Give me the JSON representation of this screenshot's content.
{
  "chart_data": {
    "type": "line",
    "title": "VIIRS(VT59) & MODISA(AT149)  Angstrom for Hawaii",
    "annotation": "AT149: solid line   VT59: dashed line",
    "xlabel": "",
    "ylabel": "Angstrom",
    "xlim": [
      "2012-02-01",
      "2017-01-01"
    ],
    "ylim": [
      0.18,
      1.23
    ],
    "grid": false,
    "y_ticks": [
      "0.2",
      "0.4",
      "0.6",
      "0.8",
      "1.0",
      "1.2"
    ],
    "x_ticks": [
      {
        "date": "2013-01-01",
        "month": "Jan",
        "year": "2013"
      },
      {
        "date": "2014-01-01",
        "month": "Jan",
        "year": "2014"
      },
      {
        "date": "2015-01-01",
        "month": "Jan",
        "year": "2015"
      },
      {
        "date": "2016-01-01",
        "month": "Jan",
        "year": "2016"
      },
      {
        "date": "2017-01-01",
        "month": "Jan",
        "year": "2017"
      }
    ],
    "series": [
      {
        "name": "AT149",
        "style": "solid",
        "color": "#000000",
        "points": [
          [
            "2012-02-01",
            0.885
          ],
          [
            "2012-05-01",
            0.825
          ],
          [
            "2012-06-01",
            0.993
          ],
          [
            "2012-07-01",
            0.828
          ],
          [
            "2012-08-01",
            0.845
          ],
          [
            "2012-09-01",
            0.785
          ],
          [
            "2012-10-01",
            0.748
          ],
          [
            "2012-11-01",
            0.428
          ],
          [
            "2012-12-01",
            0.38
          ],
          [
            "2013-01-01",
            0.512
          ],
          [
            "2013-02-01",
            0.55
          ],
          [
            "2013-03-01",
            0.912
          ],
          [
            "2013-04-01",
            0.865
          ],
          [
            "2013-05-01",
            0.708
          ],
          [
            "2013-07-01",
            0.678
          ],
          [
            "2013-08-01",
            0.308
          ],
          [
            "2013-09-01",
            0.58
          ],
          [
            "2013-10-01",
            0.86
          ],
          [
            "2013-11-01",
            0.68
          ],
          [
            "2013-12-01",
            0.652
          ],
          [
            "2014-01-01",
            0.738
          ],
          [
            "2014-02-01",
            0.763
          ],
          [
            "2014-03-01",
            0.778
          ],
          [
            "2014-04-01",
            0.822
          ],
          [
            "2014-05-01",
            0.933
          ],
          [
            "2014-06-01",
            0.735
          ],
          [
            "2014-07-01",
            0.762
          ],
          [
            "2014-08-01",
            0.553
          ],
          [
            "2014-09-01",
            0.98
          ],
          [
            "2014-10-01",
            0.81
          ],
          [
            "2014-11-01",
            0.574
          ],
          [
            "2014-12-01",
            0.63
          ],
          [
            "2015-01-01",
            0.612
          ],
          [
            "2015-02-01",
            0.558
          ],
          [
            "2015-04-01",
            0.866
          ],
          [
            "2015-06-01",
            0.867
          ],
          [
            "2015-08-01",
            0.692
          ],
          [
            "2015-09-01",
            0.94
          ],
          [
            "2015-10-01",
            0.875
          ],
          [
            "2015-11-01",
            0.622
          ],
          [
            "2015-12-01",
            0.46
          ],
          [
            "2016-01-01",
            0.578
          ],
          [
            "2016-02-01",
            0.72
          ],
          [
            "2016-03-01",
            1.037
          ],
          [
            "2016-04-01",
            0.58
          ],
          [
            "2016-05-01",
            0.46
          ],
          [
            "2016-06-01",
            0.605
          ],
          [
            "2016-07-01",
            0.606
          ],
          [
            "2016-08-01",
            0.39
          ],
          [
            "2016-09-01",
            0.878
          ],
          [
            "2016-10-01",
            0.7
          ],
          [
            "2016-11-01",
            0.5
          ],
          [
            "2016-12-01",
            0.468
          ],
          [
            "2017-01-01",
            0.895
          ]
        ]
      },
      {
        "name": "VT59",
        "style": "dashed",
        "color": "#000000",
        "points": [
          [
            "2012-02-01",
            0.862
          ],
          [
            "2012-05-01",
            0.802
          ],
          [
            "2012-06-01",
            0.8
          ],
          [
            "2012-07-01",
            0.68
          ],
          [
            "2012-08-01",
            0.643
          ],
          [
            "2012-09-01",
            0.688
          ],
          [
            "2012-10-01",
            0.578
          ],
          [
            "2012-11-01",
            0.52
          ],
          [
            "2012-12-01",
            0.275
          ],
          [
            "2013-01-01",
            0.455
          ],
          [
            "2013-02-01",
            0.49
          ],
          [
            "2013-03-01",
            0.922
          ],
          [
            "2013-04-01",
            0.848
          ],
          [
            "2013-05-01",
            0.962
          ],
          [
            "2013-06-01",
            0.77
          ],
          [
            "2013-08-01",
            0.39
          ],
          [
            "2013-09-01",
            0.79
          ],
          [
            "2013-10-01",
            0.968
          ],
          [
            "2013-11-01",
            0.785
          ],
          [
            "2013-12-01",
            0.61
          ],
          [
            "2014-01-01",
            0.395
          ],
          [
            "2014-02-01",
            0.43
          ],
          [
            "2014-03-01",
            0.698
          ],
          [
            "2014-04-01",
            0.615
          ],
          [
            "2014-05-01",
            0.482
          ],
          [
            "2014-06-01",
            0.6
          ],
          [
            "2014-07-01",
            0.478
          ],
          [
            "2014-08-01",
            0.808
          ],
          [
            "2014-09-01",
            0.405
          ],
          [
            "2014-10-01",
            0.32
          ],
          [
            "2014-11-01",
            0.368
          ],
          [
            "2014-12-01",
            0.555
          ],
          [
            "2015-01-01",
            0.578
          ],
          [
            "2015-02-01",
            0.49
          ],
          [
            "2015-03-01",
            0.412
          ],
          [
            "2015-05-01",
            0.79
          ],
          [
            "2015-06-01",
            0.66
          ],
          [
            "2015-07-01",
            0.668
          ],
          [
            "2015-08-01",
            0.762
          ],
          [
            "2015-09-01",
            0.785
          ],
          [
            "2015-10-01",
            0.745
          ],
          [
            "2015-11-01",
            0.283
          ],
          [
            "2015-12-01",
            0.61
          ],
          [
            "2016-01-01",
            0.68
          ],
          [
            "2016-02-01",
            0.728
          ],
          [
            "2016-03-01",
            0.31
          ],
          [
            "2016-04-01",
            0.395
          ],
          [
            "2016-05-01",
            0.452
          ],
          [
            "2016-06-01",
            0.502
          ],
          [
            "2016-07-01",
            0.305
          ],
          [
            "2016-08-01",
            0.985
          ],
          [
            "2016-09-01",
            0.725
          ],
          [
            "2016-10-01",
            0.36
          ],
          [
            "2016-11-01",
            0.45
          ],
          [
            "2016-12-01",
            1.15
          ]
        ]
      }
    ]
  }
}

• **REQUEST**:
Extract all of the data above without altering anything.

• **RESPONSE TO THIS TASK**:
Give me the JSON representation of this screenshot's content.
{
  "chart_data": {
    "type": "line",
    "title": "VIIRS(VT59) & MODISA(AT149)  Angstrom for Hawaii",
    "annotation": "AT149: solid line   VT59: dashed line",
    "xlabel": "",
    "ylabel": "Angstrom",
    "xlim": [
      "2012-02-01",
      "2017-01-01"
    ],
    "ylim": [
      0.18,
      1.23
    ],
    "grid": false,
    "y_ticks": [
      "0.2",
      "0.4",
      "0.6",
      "0.8",
      "1.0",
      "1.2"
    ],
    "x_ticks": [
      {
        "date": "2013-01-01",
        "month": "Jan",
        "year": "2013"
      },
      {
        "date": "2014-01-01",
        "month": "Jan",
        "year": "2014"
      },
      {
        "date": "2015-01-01",
        "month": "Jan",
        "year": "2015"
      },
      {
        "date": "2016-01-01",
        "month": "Jan",
        "year": "2016"
      },
      {
        "date": "2017-01-01",
        "month": "Jan",
        "year": "2017"
      }
    ],
    "series": [
      {
        "name": "AT149",
        "style": "solid",
        "color": "#000000",
        "points": [
          [
            "2012-02-01",
            0.885
          ],
          [
            "2012-05-01",
            0.825
          ],
          [
            "2012-06-01",
            0.993
          ],
          [
            "2012-07-01",
            0.828
          ],
          [
            "2012-08-01",
            0.845
          ],
          [
            "2012-09-01",
            0.785
          ],
          [
            "2012-10-01",
            0.748
          ],
          [
            "2012-11-01",
            0.428
          ],
          [
            "2012-12-01",
            0.38
          ],
          [
            "2013-01-01",
            0.512
          ],
          [
            "2013-02-01",
            0.55
          ],
          [
            "2013-03-01",
            0.912
          ],
          [
            "2013-04-01",
            0.865
          ],
          [
            "2013-05-01",
            0.708
          ],
          [
            "2013-07-01",
            0.678
          ],
          [
            "2013-08-01",
            0.308
          ],
          [
            "2013-09-01",
            0.58
          ],
          [
            "2013-10-01",
            0.86
          ],
          [
            "2013-11-01",
            0.68
          ],
          [
            "2013-12-01",
            0.652
          ],
          [
            "2014-01-01",
            0.738
          ],
          [
            "2014-02-01",
            0.763
          ],
          [
            "2014-03-01",
            0.778
          ],
          [
            "2014-04-01",
            0.822
          ],
          [
            "2014-05-01",
            0.933
          ],
          [
            "2014-06-01",
            0.735
          ],
          [
            "2014-07-01",
            0.762
          ],
          [
            "2014-08-01",
            0.553
          ],
          [
            "2014-09-01",
            0.98
          ],
          [
            "2014-10-01",
            0.81
          ],
          [
            "2014-11-01",
            0.574
          ],
          [
            "2014-12-01",
            0.63
          ],
          [
            "2015-01-01",
            0.612
          ],
          [
            "2015-02-01",
            0.558
          ],
          [
            "2015-04-01",
            0.866
          ],
          [
            "2015-06-01",
            0.867
          ],
          [
            "2015-08-01",
            0.692
          ],
          [
            "2015-09-01",
            0.94
          ],
          [
            "2015-10-01",
            0.875
          ],
          [
            "2015-11-01",
            0.622
          ],
          [
            "2015-12-01",
            0.46
          ],
          [
            "2016-01-01",
            0.578
          ],
          [
            "2016-02-01",
            0.72
          ],
          [
            "2016-03-01",
            1.037
          ],
          [
            "2016-04-01",
            0.58
          ],
          [
            "2016-05-01",
            0.46
          ],
          [
            "2016-06-01",
            0.605
          ],
          [
            "2016-07-01",
            0.606
          ],
          [
            "2016-08-01",
            0.39
          ],
          [
            "2016-09-01",
            0.878
          ],
          [
            "2016-10-01",
            0.7
          ],
          [
            "2016-11-01",
            0.5
          ],
          [
            "2016-12-01",
            0.468
          ],
          [
            "2017-01-01",
            0.895
          ]
        ]
      },
      {
        "name": "VT59",
        "style": "dashed",
        "color": "#000000",
        "points": [
          [
            "2012-02-01",
            0.862
          ],
          [
            "2012-05-01",
            0.802
          ],
          [
            "2012-06-01",
            0.8
          ],
          [
            "2012-07-01",
            0.68
          ],
          [
            "2012-08-01",
            0.643
          ],
          [
            "2012-09-01",
            0.688
          ],
          [
            "2012-10-01",
            0.578
          ],
          [
            "2012-11-01",
            0.52
          ],
          [
            "2012-12-01",
            0.275
          ],
          [
            "2013-01-01",
            0.455
          ],
          [
            "2013-02-01",
            0.49
          ],
          [
            "2013-03-01",
            0.922
          ],
          [
            "2013-04-01",
            0.848
          ],
          [
            "2013-05-01",
            0.962
          ],
          [
            "2013-06-01",
            0.77
          ],
          [
            "2013-08-01",
            0.39
          ],
          [
            "2013-09-01",
            0.79
          ],
          [
            "2013-10-01",
            0.968
          ],
          [
            "2013-11-01",
            0.785
          ],
          [
            "2013-12-01",
            0.61
          ],
          [
            "2014-01-01",
            0.395
          ],
          [
            "2014-02-01",
            0.43
          ],
          [
            "2014-03-01",
            0.698
          ],
          [
            "2014-04-01",
            0.615
          ],
          [
            "2014-05-01",
            0.482
          ],
          [
            "2014-06-01",
            0.6
          ],
          [
            "2014-07-01",
            0.478
          ],
          [
            "2014-08-01",
            0.808
          ],
          [
            "2014-09-01",
            0.405
          ],
          [
            "2014-10-01",
            0.32
          ],
          [
            "2014-11-01",
            0.368
          ],
          [
            "2014-12-01",
            0.555
          ],
          [
            "2015-01-01",
            0.578
          ],
          [
            "2015-02-01",
            0.49
          ],
          [
            "2015-03-01",
            0.412
          ],
          [
            "2015-05-01",
            0.79
          ],
          [
            "2015-06-01",
            0.66
          ],
          [
            "2015-07-01",
            0.668
          ],
          [
            "2015-08-01",
            0.762
          ],
          [
            "2015-09-01",
            0.785
          ],
          [
            "2015-10-01",
            0.745
          ],
          [
            "2015-11-01",
            0.283
          ],
          [
            "2015-12-01",
            0.61
          ],
          [
            "2016-01-01",
            0.68
          ],
          [
            "2016-02-01",
            0.728
          ],
          [
            "2016-03-01",
            0.31
          ],
          [
            "2016-04-01",
            0.395
          ],
          [
            "2016-05-01",
            0.452
          ],
          [
            "2016-06-01",
            0.502
          ],
          [
            "2016-07-01",
            0.305
          ],
          [
            "2016-08-01",
            0.985
          ],
          [
            "2016-09-01",
            0.725
          ],
          [
            "2016-10-01",
            0.36
          ],
          [
            "2016-11-01",
            0.45
          ],
          [
            "2016-12-01",
            1.15
          ]
        ]
      }
    ]
  }
}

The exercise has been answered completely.